Spatial annotation records
"""

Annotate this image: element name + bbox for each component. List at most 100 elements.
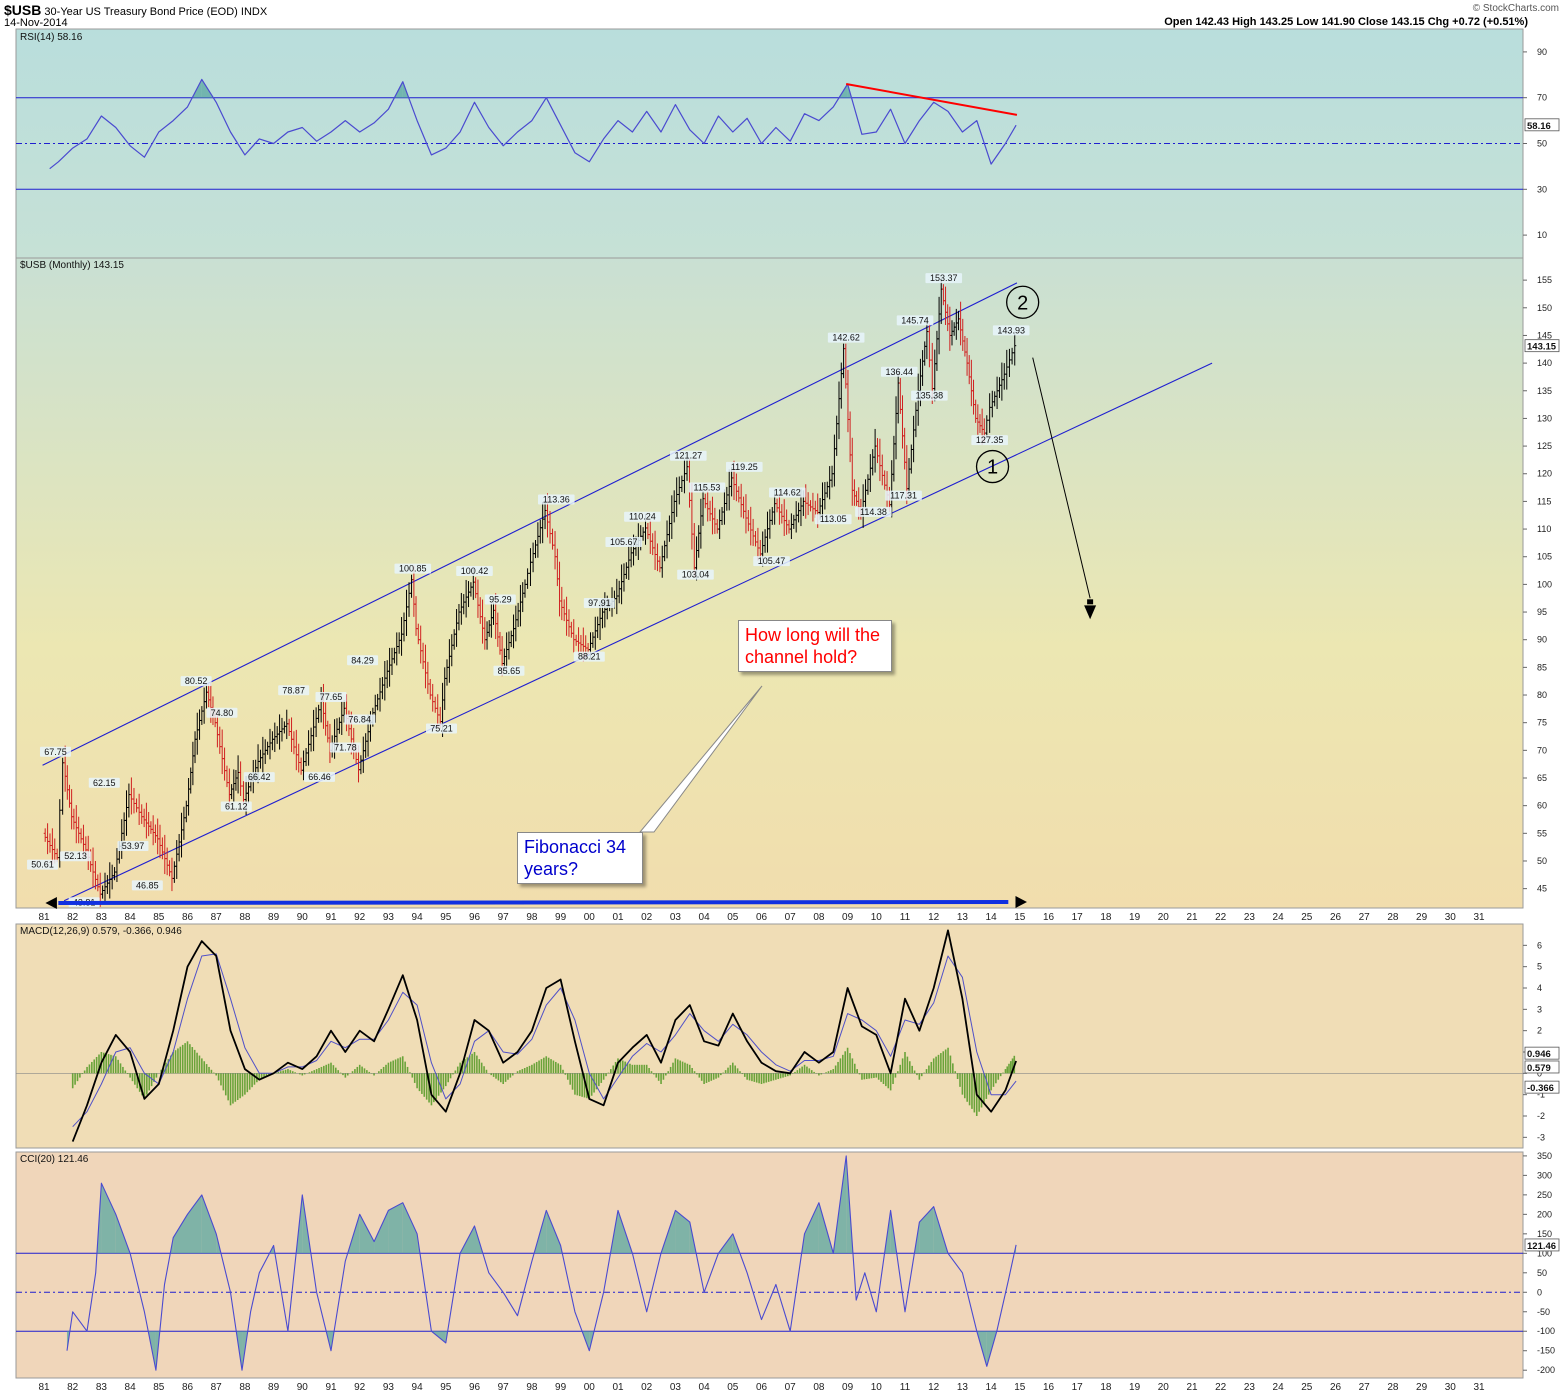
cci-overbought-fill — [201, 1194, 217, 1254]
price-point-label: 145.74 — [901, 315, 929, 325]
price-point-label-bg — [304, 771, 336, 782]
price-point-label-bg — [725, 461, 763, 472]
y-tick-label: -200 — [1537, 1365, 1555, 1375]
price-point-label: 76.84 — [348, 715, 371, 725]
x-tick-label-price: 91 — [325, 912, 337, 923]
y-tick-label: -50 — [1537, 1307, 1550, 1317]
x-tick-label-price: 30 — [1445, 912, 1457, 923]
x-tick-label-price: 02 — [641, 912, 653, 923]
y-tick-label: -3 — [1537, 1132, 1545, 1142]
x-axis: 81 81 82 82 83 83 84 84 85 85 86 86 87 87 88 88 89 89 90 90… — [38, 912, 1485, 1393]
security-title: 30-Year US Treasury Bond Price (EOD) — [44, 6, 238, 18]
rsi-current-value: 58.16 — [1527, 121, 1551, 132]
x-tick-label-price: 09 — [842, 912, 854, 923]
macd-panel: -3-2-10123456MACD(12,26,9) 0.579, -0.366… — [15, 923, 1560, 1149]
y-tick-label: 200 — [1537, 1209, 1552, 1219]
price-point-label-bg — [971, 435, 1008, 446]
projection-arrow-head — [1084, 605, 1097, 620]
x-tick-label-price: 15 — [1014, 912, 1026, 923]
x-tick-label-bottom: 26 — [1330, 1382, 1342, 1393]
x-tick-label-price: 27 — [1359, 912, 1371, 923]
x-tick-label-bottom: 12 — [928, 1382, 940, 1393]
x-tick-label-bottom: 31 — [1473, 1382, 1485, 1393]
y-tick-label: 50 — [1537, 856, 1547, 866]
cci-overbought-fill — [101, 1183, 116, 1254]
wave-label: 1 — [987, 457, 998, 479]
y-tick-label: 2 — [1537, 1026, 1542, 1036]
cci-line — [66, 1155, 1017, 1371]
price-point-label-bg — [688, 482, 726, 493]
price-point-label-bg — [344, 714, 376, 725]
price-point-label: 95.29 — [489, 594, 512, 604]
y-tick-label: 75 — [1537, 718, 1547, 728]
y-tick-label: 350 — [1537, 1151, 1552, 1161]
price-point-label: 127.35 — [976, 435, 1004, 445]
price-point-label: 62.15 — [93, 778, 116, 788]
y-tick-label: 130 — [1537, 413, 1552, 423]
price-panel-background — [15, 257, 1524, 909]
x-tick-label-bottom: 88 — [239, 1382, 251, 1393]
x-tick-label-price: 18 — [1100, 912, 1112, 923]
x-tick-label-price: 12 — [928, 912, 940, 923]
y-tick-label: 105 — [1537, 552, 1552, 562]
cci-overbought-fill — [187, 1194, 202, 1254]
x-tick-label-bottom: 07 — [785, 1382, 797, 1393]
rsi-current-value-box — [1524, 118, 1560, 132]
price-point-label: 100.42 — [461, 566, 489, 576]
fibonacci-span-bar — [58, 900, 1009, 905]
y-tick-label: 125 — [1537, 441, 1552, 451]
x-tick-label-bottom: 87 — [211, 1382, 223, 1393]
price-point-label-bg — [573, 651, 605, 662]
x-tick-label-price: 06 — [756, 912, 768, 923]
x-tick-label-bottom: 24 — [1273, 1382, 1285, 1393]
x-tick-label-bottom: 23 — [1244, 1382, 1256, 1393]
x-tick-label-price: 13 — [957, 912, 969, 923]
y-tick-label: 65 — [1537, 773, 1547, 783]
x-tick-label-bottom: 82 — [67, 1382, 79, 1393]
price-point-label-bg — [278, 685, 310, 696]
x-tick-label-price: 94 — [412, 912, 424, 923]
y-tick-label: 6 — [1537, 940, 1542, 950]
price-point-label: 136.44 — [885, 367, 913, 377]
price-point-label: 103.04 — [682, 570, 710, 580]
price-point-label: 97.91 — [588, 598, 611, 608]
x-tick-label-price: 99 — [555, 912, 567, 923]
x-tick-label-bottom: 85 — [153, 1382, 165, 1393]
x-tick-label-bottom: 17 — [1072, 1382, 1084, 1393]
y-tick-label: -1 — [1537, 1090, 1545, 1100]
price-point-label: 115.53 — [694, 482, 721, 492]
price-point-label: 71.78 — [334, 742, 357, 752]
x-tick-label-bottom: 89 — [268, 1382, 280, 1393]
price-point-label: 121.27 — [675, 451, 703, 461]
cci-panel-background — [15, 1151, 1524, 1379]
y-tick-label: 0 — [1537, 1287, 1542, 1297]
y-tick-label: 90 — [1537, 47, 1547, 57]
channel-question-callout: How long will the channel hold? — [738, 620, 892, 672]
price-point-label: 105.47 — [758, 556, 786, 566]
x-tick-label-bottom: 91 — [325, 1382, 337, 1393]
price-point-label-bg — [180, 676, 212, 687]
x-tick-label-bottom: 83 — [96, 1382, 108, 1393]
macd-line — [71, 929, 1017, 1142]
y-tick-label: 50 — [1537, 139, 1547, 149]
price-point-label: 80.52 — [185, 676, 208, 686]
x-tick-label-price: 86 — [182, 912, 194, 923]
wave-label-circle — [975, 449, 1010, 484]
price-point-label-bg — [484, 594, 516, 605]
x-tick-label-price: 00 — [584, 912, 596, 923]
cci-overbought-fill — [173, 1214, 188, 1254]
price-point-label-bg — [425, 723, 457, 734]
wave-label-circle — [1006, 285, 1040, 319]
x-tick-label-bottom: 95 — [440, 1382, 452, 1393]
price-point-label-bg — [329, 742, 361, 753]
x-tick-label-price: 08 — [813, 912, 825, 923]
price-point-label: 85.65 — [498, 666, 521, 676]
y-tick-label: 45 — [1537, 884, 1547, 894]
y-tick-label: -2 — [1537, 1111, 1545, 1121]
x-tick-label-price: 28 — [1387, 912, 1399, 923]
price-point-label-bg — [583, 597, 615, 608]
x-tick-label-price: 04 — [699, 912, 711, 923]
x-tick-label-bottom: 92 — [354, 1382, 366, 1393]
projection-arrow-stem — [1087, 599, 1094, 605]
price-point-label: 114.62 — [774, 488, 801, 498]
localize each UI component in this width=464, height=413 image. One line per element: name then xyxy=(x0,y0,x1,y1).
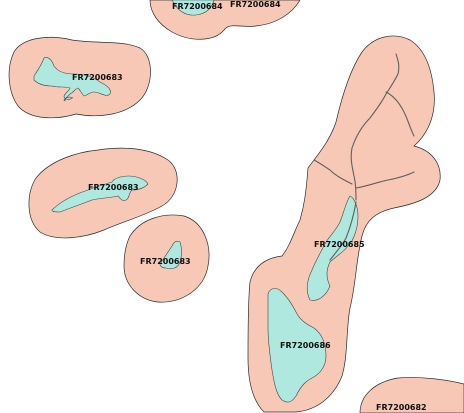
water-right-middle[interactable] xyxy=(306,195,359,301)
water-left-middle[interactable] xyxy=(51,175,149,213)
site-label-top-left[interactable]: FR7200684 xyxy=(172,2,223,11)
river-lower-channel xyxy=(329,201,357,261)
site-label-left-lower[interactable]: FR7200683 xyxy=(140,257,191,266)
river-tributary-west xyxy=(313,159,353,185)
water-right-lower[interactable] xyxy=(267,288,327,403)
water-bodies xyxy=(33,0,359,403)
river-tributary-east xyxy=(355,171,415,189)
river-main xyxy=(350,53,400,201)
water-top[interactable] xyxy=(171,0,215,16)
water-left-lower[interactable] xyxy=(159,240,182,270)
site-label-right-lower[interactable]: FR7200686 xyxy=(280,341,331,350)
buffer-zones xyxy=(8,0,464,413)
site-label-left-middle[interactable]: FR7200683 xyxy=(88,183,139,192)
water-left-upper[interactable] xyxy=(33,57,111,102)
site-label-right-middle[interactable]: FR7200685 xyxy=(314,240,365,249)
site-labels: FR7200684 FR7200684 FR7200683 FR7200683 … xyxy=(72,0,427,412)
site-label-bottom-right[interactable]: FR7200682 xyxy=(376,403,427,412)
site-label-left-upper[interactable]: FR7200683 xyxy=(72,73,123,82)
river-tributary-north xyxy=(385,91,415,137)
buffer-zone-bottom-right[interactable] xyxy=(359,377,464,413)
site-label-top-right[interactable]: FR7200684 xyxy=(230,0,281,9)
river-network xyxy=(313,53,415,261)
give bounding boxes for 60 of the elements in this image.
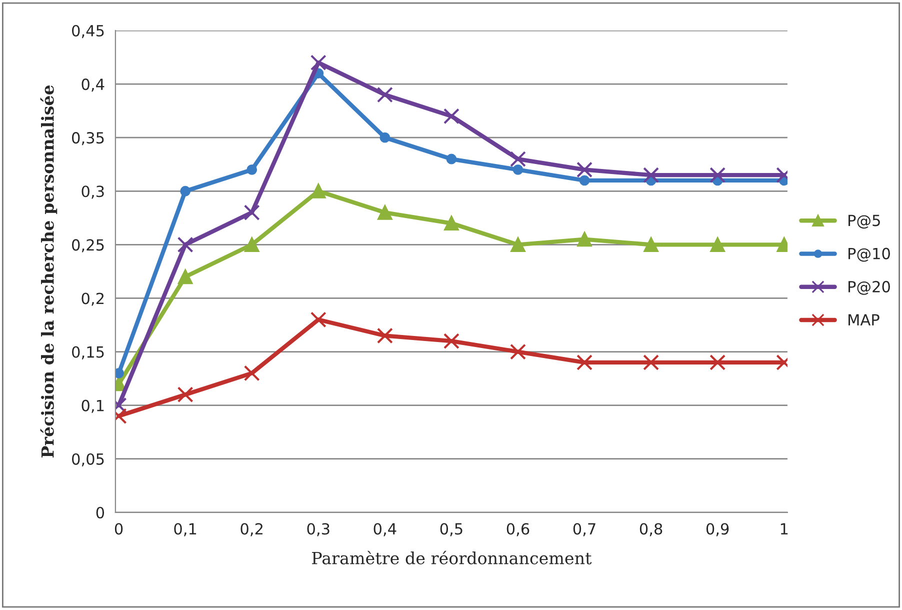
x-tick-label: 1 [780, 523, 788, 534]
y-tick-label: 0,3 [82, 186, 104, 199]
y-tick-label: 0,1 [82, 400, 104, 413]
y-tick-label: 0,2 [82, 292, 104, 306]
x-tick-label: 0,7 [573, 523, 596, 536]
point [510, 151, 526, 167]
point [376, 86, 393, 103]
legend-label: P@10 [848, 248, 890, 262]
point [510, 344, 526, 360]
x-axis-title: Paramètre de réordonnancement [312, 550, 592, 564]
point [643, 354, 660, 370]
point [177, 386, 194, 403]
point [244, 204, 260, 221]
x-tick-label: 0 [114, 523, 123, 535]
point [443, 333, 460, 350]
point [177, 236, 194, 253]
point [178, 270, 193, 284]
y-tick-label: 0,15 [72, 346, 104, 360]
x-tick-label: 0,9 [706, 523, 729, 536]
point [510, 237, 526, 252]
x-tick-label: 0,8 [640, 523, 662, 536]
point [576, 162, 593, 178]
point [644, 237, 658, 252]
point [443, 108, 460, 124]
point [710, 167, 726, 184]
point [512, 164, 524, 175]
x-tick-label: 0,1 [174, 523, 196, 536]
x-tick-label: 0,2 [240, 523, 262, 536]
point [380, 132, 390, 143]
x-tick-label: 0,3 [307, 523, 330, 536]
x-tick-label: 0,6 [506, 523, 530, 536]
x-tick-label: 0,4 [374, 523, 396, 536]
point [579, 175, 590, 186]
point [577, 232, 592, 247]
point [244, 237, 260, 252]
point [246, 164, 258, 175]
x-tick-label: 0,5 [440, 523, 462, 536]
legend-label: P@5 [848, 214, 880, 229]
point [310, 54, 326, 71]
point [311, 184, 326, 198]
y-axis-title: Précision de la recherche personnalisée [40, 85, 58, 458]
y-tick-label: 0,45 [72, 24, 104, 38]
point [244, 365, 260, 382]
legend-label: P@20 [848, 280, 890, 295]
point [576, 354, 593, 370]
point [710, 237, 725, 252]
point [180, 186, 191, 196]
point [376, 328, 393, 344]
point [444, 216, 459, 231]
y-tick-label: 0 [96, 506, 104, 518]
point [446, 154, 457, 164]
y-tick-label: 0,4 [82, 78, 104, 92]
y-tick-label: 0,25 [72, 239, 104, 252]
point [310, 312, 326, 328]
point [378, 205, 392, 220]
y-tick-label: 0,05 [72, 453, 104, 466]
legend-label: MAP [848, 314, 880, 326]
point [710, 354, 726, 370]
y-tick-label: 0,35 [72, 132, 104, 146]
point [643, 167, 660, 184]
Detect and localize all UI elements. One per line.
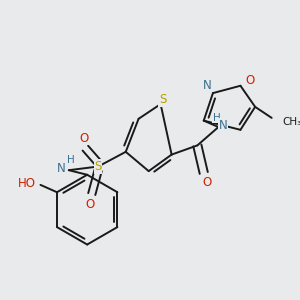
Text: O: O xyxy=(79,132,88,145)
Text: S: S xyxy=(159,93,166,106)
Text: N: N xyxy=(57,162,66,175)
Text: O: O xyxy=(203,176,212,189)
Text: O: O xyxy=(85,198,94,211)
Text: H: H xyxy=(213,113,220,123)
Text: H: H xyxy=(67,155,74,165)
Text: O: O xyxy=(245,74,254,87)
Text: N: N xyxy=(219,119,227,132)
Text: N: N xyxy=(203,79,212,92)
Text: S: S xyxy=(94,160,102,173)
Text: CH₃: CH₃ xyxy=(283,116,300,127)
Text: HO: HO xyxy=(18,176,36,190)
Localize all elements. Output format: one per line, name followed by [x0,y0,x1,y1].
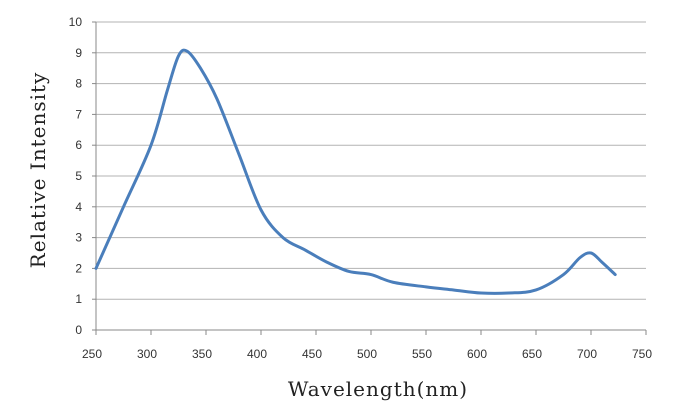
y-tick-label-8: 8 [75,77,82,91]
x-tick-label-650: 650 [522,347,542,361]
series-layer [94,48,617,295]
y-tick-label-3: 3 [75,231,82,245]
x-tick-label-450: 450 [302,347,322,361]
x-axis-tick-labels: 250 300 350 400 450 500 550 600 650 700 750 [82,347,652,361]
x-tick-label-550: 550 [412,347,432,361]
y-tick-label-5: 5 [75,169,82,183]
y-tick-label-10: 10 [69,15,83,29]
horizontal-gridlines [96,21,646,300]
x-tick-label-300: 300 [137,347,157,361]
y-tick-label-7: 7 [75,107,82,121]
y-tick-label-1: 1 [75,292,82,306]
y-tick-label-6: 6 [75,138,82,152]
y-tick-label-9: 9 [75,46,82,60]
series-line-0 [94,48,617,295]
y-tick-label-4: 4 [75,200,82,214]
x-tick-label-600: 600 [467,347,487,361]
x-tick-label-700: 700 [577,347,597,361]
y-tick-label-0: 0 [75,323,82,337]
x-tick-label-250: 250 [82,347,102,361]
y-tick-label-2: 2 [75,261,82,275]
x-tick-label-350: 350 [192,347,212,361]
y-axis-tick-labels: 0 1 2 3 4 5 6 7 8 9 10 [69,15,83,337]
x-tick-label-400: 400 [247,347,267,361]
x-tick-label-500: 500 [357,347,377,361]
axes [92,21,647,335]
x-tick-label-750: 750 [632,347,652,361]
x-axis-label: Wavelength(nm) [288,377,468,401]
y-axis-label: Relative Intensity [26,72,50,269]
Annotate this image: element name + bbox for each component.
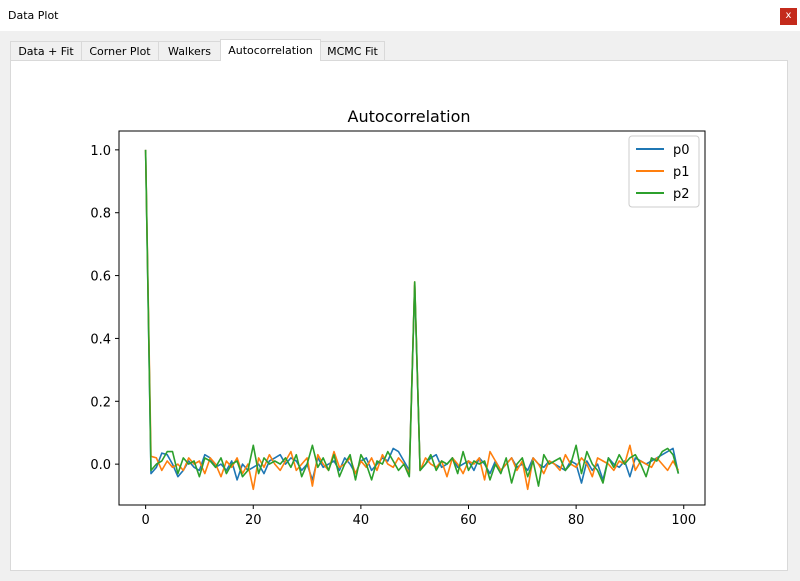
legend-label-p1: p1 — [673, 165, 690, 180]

"""

• _Aim_: Return verbatim the lines of the data above, starting with the line that contains "cci-overbought-fill — [201, 1194, 217, 1254]" and going on through the line that contains "x-tick-label-price: 15 —", including both.

• _Full solution_:
cci-overbought-fill — [201, 1194, 217, 1254]
price-point-label: 145.74 — [901, 315, 929, 325]
price-point-label-bg — [304, 771, 336, 782]
price-point-label-bg — [725, 461, 763, 472]
y-tick-label: -200 — [1537, 1365, 1555, 1375]
price-point-label: 76.84 — [348, 715, 371, 725]
x-tick-label-price: 91 — [325, 912, 337, 923]
y-tick-label: -50 — [1537, 1307, 1550, 1317]
x-tick-label-price: 30 — [1445, 912, 1457, 923]
x-tick-label-price: 02 — [641, 912, 653, 923]
y-tick-label: -3 — [1537, 1132, 1545, 1142]
x-axis: 81 81 82 82 83 83 84 84 85 85 86 86 87 87 88 88 89 89 90 90… — [38, 912, 1485, 1393]
security-title: 30-Year US Treasury Bond Price (EOD) — [44, 6, 238, 18]
rsi-current-value: 58.16 — [1527, 121, 1551, 132]
x-tick-label-price: 09 — [842, 912, 854, 923]
macd-panel: -3-2-10123456MACD(12,26,9) 0.579, -0.366… — [15, 923, 1560, 1149]
y-tick-label: 200 — [1537, 1209, 1552, 1219]
price-point-label-bg — [971, 435, 1008, 446]
projection-arrow-head — [1084, 605, 1097, 620]
x-tick-label-price: 15 — [1014, 912, 1026, 923]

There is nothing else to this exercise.